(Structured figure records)
>>
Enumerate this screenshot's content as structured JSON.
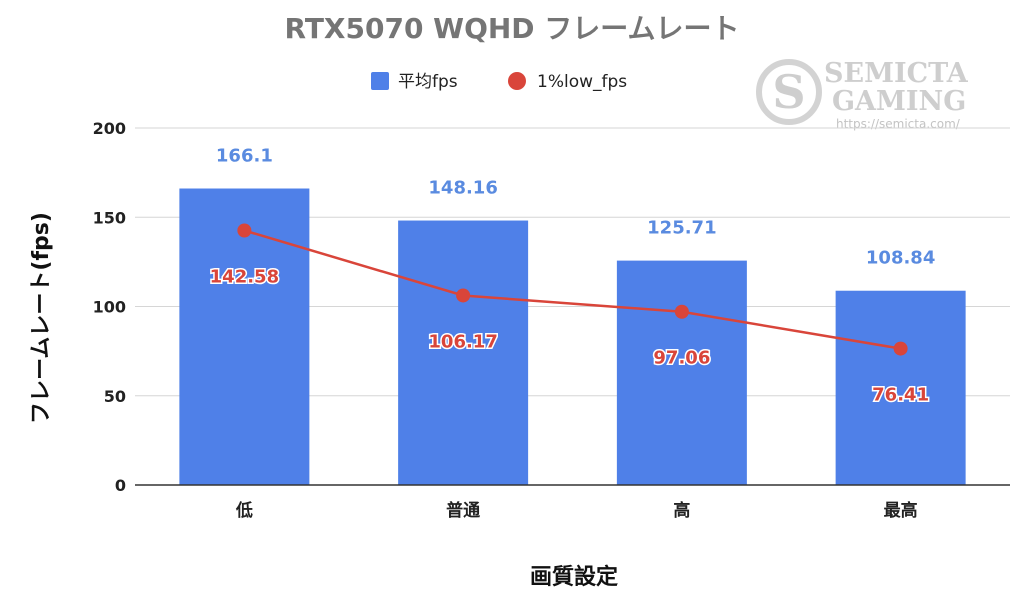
{
  "chart_data": {
    "type": "bar",
    "title": "RTX5070 WQHD フレームレート",
    "xlabel": "画質設定",
    "ylabel": "フレームレート(fps)",
    "categories": [
      "低",
      "普通",
      "高",
      "最高"
    ],
    "ylim": [
      0,
      200
    ],
    "yticks": [
      "0",
      "50",
      "100",
      "150",
      "200"
    ],
    "grid": true,
    "legend_position": "top",
    "series": [
      {
        "name": "平均fps",
        "kind": "bar",
        "color": "#4f80e8",
        "label_color": "#5a8be0",
        "values": [
          166.1,
          148.16,
          125.71,
          108.84
        ],
        "labels": [
          "166.1",
          "148.16",
          "125.71",
          "108.84"
        ]
      },
      {
        "name": "1%low_fps",
        "kind": "line",
        "color": "#d9453a",
        "label_color": "#d9453a",
        "values": [
          142.58,
          106.17,
          97.06,
          76.41
        ],
        "labels": [
          "142.58",
          "106.17",
          "97.06",
          "76.41"
        ]
      }
    ]
  },
  "watermark": {
    "line1": "SEMICTA",
    "line2": "GAMING",
    "url": "https://semicta.com/"
  }
}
<<
- _Task prompt_:
Set the pictures aside and transcribe the data above exactly.

- _Written solution_:
Enumerate this screenshot's content as structured JSON.
{
  "chart_data": {
    "type": "bar",
    "title": "RTX5070 WQHD フレームレート",
    "xlabel": "画質設定",
    "ylabel": "フレームレート(fps)",
    "categories": [
      "低",
      "普通",
      "高",
      "最高"
    ],
    "ylim": [
      0,
      200
    ],
    "yticks": [
      "0",
      "50",
      "100",
      "150",
      "200"
    ],
    "grid": true,
    "legend_position": "top",
    "series": [
      {
        "name": "平均fps",
        "kind": "bar",
        "color": "#4f80e8",
        "label_color": "#5a8be0",
        "values": [
          166.1,
          148.16,
          125.71,
          108.84
        ],
        "labels": [
          "166.1",
          "148.16",
          "125.71",
          "108.84"
        ]
      },
      {
        "name": "1%low_fps",
        "kind": "line",
        "color": "#d9453a",
        "label_color": "#d9453a",
        "values": [
          142.58,
          106.17,
          97.06,
          76.41
        ],
        "labels": [
          "142.58",
          "106.17",
          "97.06",
          "76.41"
        ]
      }
    ]
  },
  "watermark": {
    "line1": "SEMICTA",
    "line2": "GAMING",
    "url": "https://semicta.com/"
  }
}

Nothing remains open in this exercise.